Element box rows
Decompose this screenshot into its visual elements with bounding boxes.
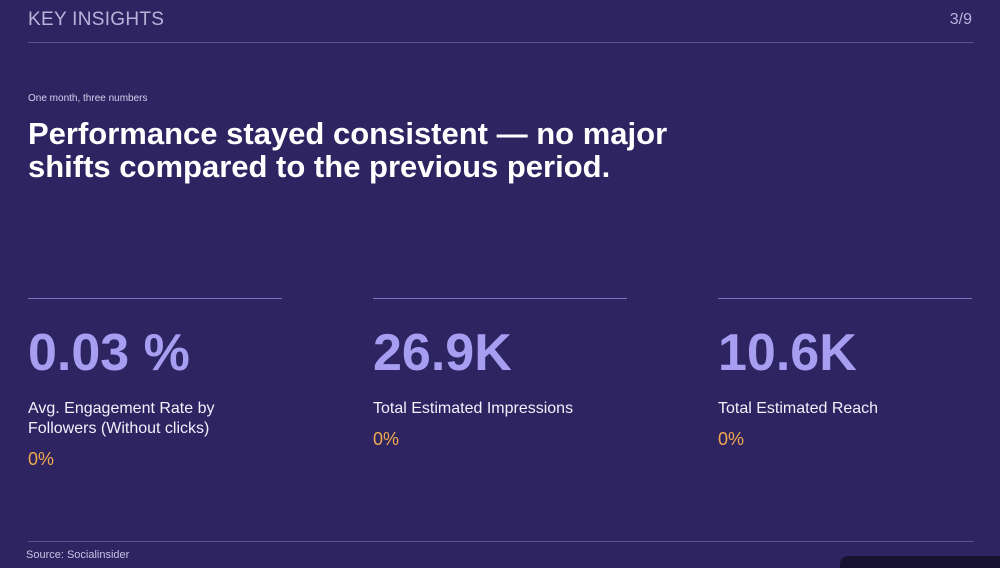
metric: 0.03 % Avg. Engagement Rate by Followers… (28, 298, 282, 470)
metric-value: 0.03 % (28, 324, 190, 382)
page-number: 3/9 (949, 11, 972, 28)
metric-value: 26.9K (373, 324, 512, 382)
metric-change: 0% (373, 429, 400, 449)
metric-change: 0% (28, 449, 55, 469)
metric: 10.6K Total Estimated Reach 0% (718, 298, 972, 450)
metric-rule (28, 298, 282, 299)
metric-label: Total Estimated Impressions (373, 400, 574, 417)
metric-label: Avg. Engagement Rate by Followers (Witho… (28, 400, 215, 437)
corner-shape (840, 556, 1000, 568)
divider (28, 42, 974, 43)
source: Source: Socialinsider (26, 549, 130, 561)
metric-rule (373, 298, 627, 299)
divider (28, 541, 974, 542)
metric-change: 0% (718, 429, 745, 449)
header-title: KEY INSIGHTS (28, 9, 165, 30)
headline: Performance stayed consistent — no major… (28, 116, 668, 184)
metric-rule (718, 298, 972, 299)
metric: 26.9K Total Estimated Impressions 0% (373, 298, 627, 450)
eyebrow: One month, three numbers (28, 93, 148, 104)
metric-value: 10.6K (718, 324, 857, 382)
metric-label: Total Estimated Reach (718, 400, 879, 417)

-- Set task --
Reproduce every line of the rows above verbatim, leaving out the picture placeholders.

-- Task solution --
Decompose this screenshot into its visual elements with bounding boxes.
metric: 0.03 % Avg. Engagement Rate by Followers… (28, 298, 282, 470)
metric-value: 0.03 % (28, 324, 190, 382)
page-number: 3/9 (949, 11, 972, 28)
metric-value: 26.9K (373, 324, 512, 382)
metric-change: 0% (373, 429, 400, 449)
metric-change: 0% (28, 449, 55, 469)
metric: 10.6K Total Estimated Reach 0% (718, 298, 972, 450)
metric-rule (28, 298, 282, 299)
metric-label: Total Estimated Impressions (373, 400, 574, 417)
metric-label: Avg. Engagement Rate by Followers (Witho… (28, 400, 215, 437)
corner-shape (840, 556, 1000, 568)
divider (28, 42, 974, 43)
source: Source: Socialinsider (26, 549, 130, 561)
metric-rule (373, 298, 627, 299)
divider (28, 541, 974, 542)
metric-change: 0% (718, 429, 745, 449)
header-title: KEY INSIGHTS (28, 9, 165, 30)
headline: Performance stayed consistent — no major… (28, 116, 668, 184)
metric-rule (718, 298, 972, 299)
metric: 26.9K Total Estimated Impressions 0% (373, 298, 627, 450)
eyebrow: One month, three numbers (28, 93, 148, 104)
metric-value: 10.6K (718, 324, 857, 382)
metric-label: Total Estimated Reach (718, 400, 879, 417)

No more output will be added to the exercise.